▸ **Source extract**
--------------------------------
Wow, how is that going to feel?

# Conservation of Momentum

Momentum is useful because the total momentum for a system of objects is conserved. This means the sum of all momentums won't change even if the objects collide.

Click the simulation above a few times and note that the total momentum is the same before and after a collision.

Conservation of momentum isn't true if one of the objects in the system interacts with an object outside the system. For example if an object hits the ground, and the ground isn't part of our system.

Conservation of momentum means we can set the total momentums at two points in time equal to each other. (as long as there are no outside forces)

## $$p_{initial} = p_{final}$$ $$p_{1i}+p_{2i}+...=p_{1f}+p_{2f}+...$$

### $$m_{1}u_{1}+m_{2}u_{2}+...=m_{1}v_{1}+m_{2}v_{2}+...$$

$$u$$ = initial velocity [m/s] vector
$$v$$ = final velocity [m/s] vector
$$m$$ = mass [kg]

Example: A green and white box collide. The green box has a mass of 2kg and is moving to the right at 3m/s. The white box is moving to the left at 1m/s and has a mass of 10kg. If the white box has stopped after the collision what is the velocity of the green box?
solution

initial momentum = final momentum

green + white = green + white

$$m_{1}u_{1}+m_{2}u_{2}=m_{1}v_{1}+m_{2}v_{2}$$ $$(2)(3)+(10)(-1)=(2)v_{1}+(1)(0)$$ $$6-10=(2)v_{1}$$ $$-4=(2)v_{1}$$ $$-2 \tfrac{m}{s}= v_{1}$$

green box blue box orange box
m = 1.60kg m = 4.90kg m = 3.60kg
u = 3.0m/s u = 2.0m/s u = -1.0m/s
v = ??? v = 1.18m/s v = 1.58m/s
Example: Three boxes collide. Use the table to find the final velocity of the green box
solution

initial momentum = final momentum

$$m_{1}u_{1}+m_{2}u_{2}+m_{3}u_{3}=m_{1}v_{1}+m_{2}v_{2}+m_{3}v_{3}$$ $$(1.6)(3)+(4.9)(2)+(3.6)(-1)=(1.6)v_{1}+(4.9)(1.18)+(3.6)(1.58)$$ $$11=1.6v_{1}+11.47$$ $$-0.29\tfrac{m}{s}= v_{1}$$

# 2-D Conservation of Momentum

Momentum is a vector. It has a direction and a magnitude. We can solve for the horizontal and vertical components separately just like how we solved 2-d Motion problems. Although in this case there isn't a time variable to link up the vertical and horizontal equations.

Horizontal Example: A pink hexagon and a cyan triangle collide. Before the collision the hexagon has a mass of 5.20kg and is moving to the right at 2m/s. The cyan triangle is moving to the left at 1m/s and has a mass of 1.17kg. If the triangle bounces off the hexagon at 2.92 m/s to the right what is the horizontal velocity of the hexagon? (ignore the vertical information)
--------------------------------
▸ **Tasks to complete**
1. Write out the part of the momentum passage starting with "Conservation of momentum isn't" and going on through "no outside forces)" word for word.
2. Condense the paragraph of the momentum passage that begins "Momentum is a vector" into one sentence, keeping its main facts.
Base your answers on the momentum passage alone.

▸ **Collected data**
--------------------------------
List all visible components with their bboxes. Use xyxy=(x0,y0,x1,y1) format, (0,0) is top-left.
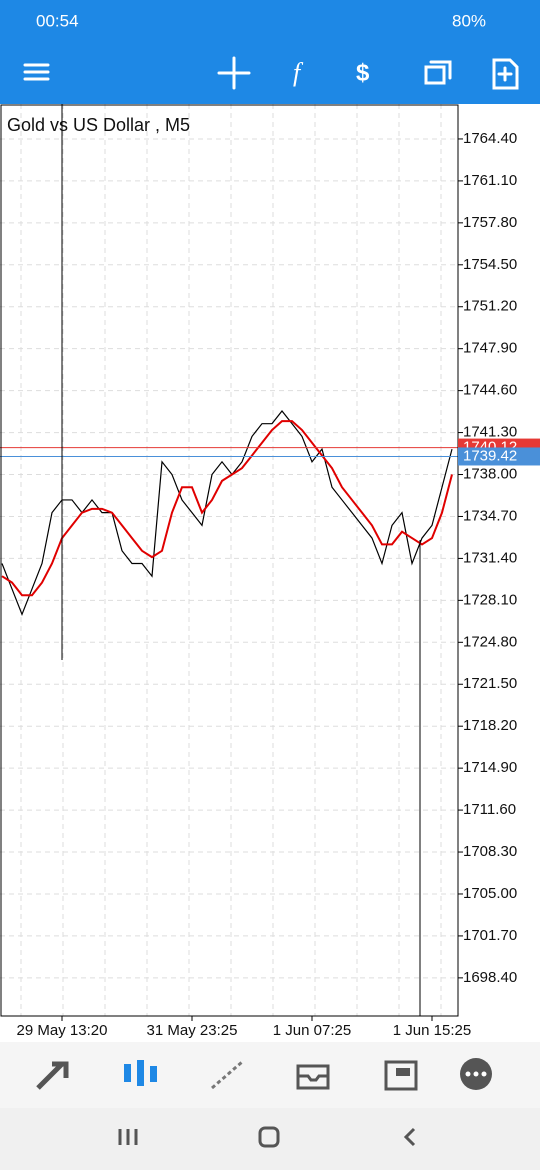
--------------------------------
▸ **Answers given**
1.
Conservation of momentum isn't true if one of the objects in the system interacts with an object outside the system. For example if an object hits the ground, and the ground isn't part of our system.

Conservation of momentum means we can set the total momentums at two points in time equal to each other. (as long as there are no outside forces)

2. Momentum is a vector with direction and magnitude, so its horizontal and vertical components can be solved separately, as in 2-D motion problems, though here no time variable links the two equations.